* START *

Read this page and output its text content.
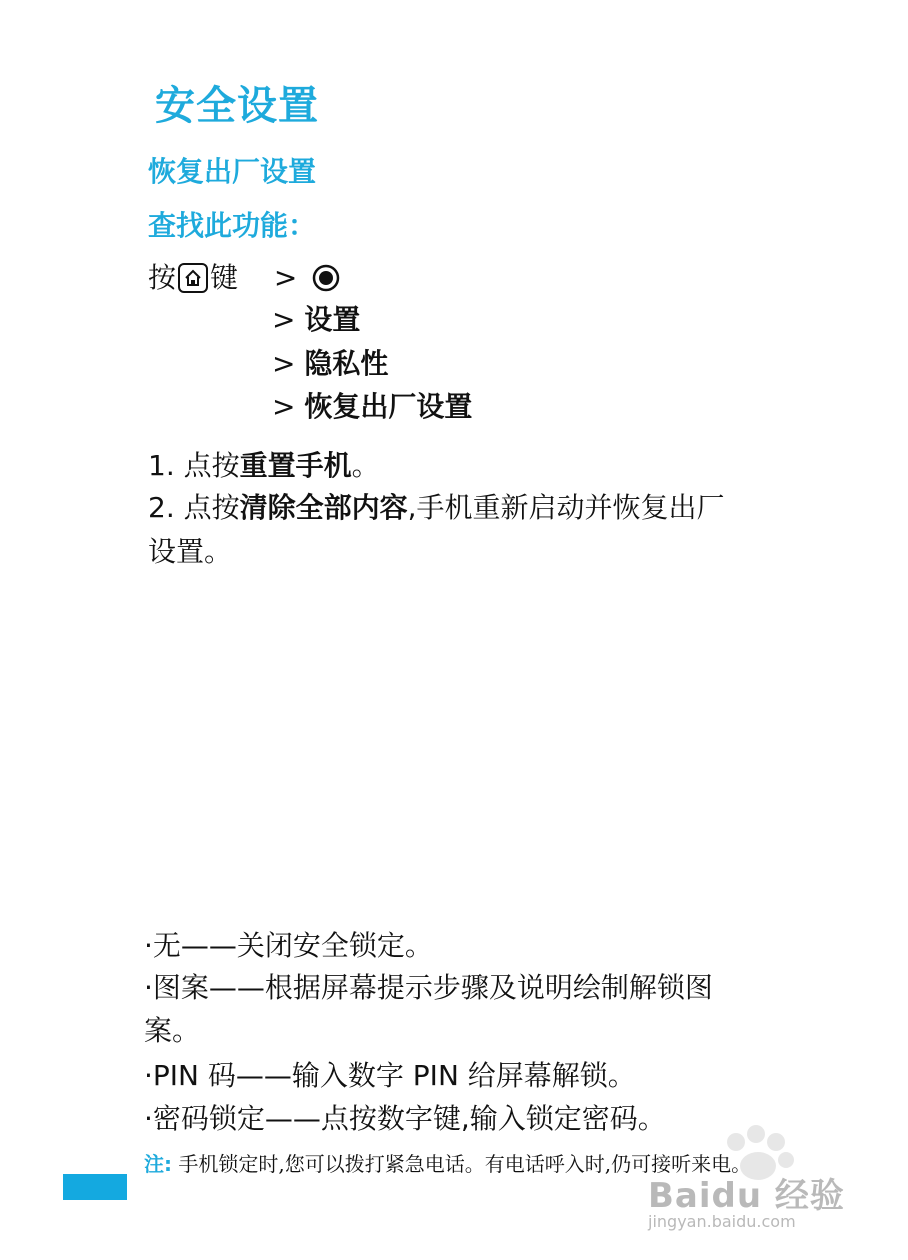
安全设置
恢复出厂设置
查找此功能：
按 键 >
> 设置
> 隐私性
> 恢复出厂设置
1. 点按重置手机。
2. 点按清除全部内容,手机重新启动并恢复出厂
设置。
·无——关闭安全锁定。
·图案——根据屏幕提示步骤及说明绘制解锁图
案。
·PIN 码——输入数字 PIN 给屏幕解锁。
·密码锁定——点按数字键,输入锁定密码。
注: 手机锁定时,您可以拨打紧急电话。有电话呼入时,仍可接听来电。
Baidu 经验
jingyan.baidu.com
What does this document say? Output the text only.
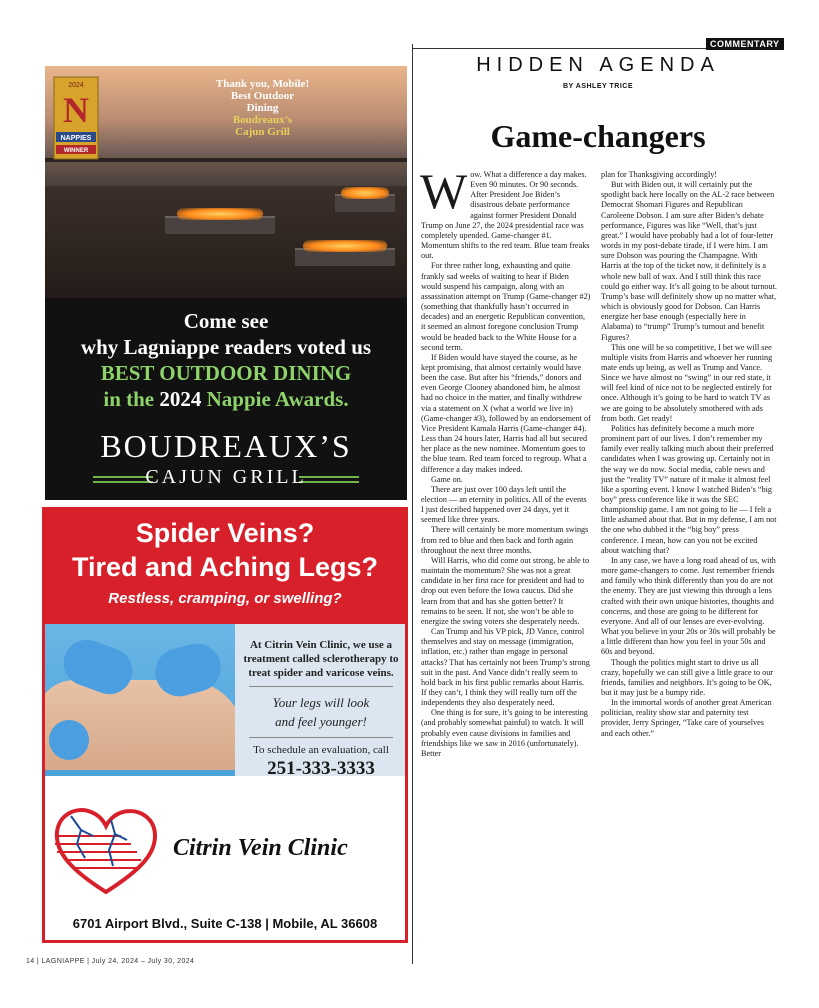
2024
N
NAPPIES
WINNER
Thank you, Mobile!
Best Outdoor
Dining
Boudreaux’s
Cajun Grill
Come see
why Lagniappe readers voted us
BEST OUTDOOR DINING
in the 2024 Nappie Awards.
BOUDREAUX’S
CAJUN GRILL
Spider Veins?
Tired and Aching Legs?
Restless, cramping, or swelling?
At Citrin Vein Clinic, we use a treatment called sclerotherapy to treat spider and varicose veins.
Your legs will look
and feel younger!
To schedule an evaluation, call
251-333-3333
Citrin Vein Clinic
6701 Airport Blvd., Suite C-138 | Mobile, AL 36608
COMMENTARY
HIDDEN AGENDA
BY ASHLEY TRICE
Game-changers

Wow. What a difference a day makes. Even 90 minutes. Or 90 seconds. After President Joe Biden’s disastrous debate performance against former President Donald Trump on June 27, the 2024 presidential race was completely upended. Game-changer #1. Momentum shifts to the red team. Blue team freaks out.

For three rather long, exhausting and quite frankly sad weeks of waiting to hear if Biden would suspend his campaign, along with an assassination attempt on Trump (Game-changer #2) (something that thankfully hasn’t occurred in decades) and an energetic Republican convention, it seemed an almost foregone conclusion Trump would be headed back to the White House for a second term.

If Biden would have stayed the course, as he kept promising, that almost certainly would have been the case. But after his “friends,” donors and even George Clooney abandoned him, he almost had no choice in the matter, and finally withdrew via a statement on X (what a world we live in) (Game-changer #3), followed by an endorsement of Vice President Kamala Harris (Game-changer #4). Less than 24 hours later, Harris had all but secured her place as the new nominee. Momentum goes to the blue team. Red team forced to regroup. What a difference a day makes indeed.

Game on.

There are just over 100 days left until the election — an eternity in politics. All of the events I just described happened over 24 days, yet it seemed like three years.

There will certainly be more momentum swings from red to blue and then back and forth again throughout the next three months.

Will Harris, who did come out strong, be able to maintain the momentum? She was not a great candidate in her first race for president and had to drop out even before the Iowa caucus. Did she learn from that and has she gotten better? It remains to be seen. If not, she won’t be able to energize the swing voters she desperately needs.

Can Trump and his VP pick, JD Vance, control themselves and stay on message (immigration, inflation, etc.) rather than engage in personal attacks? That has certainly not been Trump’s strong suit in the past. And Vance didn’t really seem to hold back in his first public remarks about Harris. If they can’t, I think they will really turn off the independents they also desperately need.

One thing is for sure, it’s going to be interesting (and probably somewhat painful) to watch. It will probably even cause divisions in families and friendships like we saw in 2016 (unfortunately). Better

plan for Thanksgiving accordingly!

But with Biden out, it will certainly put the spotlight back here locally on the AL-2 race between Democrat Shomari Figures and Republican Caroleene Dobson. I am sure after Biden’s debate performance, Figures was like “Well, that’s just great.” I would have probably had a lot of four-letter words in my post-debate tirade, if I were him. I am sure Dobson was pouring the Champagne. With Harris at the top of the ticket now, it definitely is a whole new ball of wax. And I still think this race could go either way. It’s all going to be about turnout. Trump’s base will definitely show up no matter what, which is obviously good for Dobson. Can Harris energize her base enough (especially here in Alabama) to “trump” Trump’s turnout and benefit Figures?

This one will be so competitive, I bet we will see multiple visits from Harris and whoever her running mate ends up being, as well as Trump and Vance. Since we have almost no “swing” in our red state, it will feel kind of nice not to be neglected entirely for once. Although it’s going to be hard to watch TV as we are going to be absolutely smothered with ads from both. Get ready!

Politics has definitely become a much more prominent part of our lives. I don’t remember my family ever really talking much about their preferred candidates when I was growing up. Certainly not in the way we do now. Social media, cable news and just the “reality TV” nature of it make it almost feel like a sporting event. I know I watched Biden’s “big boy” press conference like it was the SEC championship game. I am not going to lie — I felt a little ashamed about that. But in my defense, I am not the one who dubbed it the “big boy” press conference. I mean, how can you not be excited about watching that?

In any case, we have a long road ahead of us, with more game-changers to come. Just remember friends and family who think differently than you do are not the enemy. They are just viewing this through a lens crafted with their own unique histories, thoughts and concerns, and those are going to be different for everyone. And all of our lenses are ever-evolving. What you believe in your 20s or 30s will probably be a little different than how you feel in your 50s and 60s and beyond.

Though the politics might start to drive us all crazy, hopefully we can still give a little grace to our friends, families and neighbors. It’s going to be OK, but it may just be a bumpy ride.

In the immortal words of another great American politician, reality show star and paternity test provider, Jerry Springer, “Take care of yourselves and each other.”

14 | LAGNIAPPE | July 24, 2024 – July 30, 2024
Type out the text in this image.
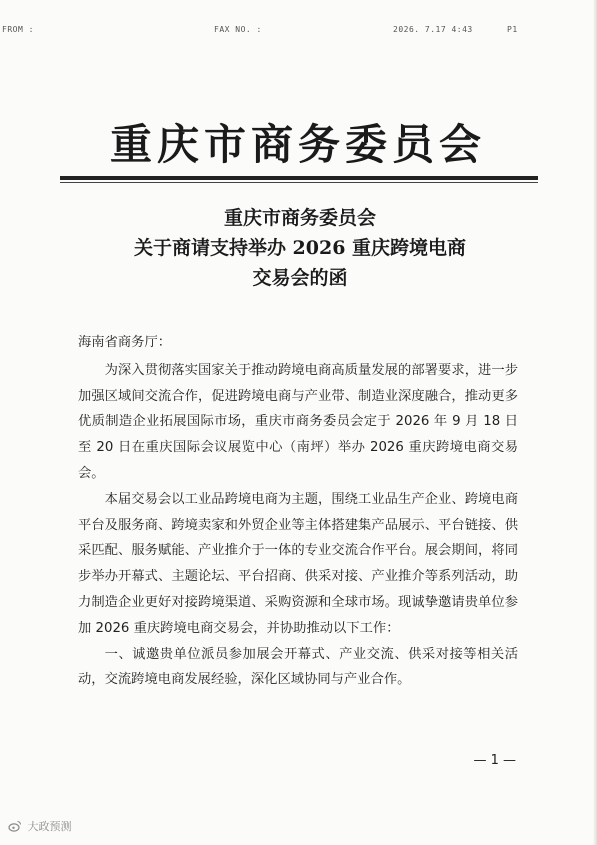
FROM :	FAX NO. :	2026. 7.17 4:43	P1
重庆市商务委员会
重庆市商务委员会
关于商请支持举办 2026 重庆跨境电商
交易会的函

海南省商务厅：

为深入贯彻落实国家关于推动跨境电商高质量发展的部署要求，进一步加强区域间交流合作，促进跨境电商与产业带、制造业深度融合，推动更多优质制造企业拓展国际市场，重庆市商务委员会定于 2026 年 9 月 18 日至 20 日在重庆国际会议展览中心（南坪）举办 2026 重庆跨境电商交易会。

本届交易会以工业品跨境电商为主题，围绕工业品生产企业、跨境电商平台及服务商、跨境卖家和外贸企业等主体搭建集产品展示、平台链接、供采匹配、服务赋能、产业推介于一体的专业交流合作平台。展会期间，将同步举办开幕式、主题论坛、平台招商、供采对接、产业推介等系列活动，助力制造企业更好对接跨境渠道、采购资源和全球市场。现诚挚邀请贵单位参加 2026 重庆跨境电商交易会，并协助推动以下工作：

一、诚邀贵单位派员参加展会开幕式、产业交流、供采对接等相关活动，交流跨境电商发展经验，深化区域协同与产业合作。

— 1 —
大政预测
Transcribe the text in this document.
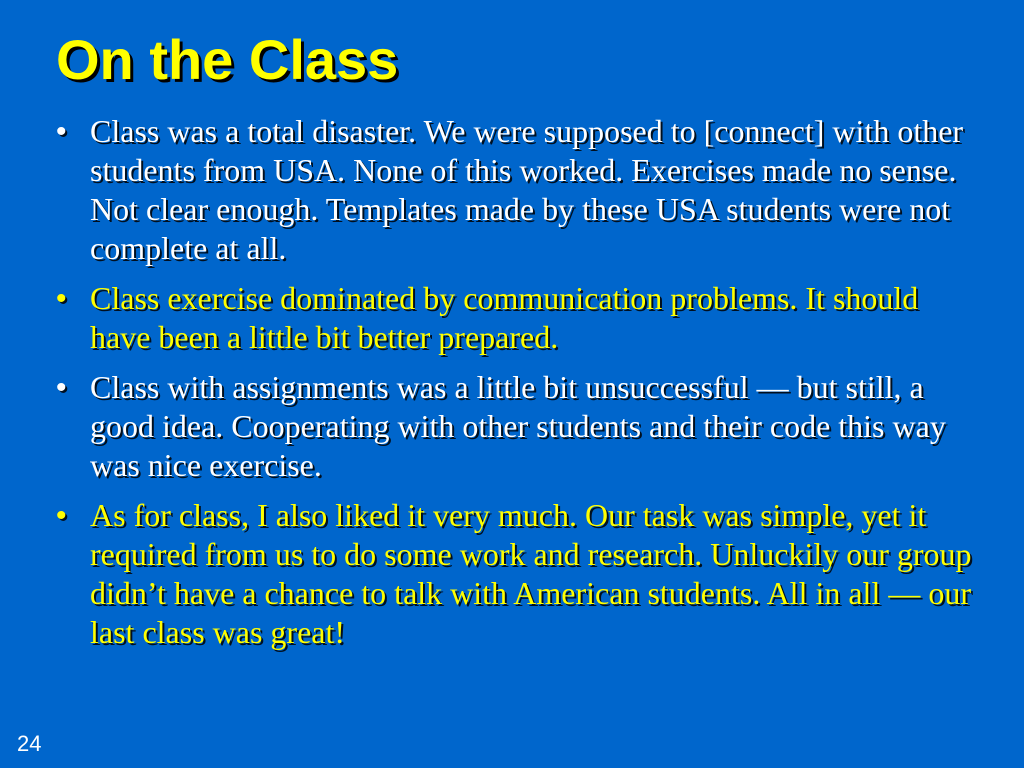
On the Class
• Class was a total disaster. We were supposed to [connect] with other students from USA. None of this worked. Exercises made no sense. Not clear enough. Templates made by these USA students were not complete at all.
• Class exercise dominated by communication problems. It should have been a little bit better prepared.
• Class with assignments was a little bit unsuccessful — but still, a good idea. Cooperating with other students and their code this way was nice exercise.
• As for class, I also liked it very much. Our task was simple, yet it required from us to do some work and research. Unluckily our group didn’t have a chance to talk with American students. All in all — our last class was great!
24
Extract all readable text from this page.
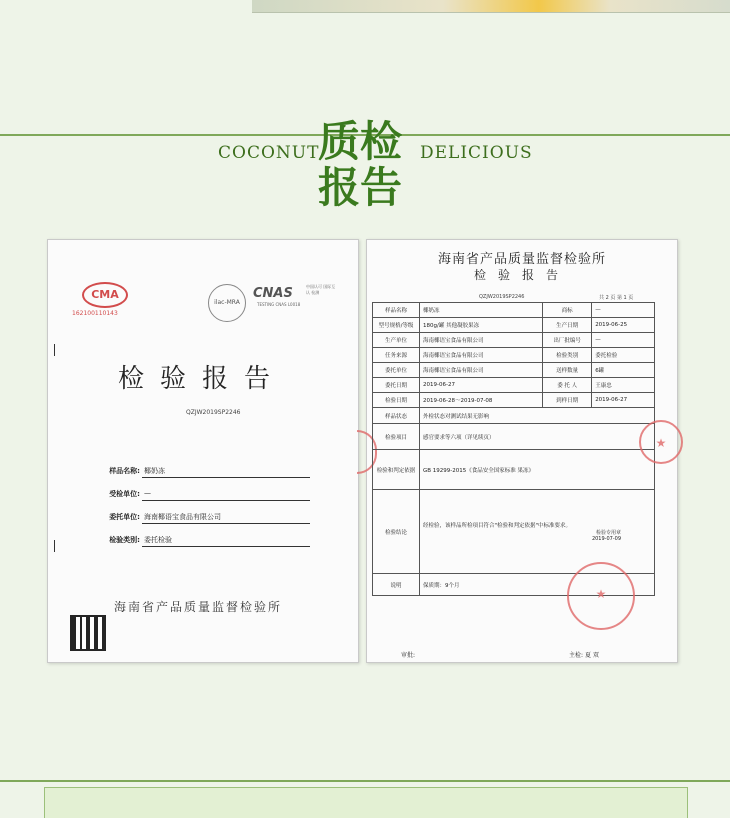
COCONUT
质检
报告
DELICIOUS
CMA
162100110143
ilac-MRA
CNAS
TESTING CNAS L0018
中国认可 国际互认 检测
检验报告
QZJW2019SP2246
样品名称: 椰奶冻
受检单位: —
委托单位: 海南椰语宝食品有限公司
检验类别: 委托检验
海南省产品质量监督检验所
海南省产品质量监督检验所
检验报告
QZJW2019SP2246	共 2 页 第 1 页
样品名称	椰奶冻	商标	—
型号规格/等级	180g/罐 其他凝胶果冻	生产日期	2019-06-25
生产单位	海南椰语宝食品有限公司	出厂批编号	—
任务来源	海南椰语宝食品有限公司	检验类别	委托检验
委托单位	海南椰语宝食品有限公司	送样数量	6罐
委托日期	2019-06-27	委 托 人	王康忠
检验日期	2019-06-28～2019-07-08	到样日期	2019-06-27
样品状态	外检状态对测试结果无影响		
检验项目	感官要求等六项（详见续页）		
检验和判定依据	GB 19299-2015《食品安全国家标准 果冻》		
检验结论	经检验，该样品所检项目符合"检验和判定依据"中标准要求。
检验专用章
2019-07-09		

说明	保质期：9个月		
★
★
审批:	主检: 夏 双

* END *

OBJECTIVE >>
Return every line from the records above that holds the word "委托检验".

TASK SOLUTION >>
检验类别: 委托检验
任务来源	海南椰语宝食品有限公司	检验类别	委托检验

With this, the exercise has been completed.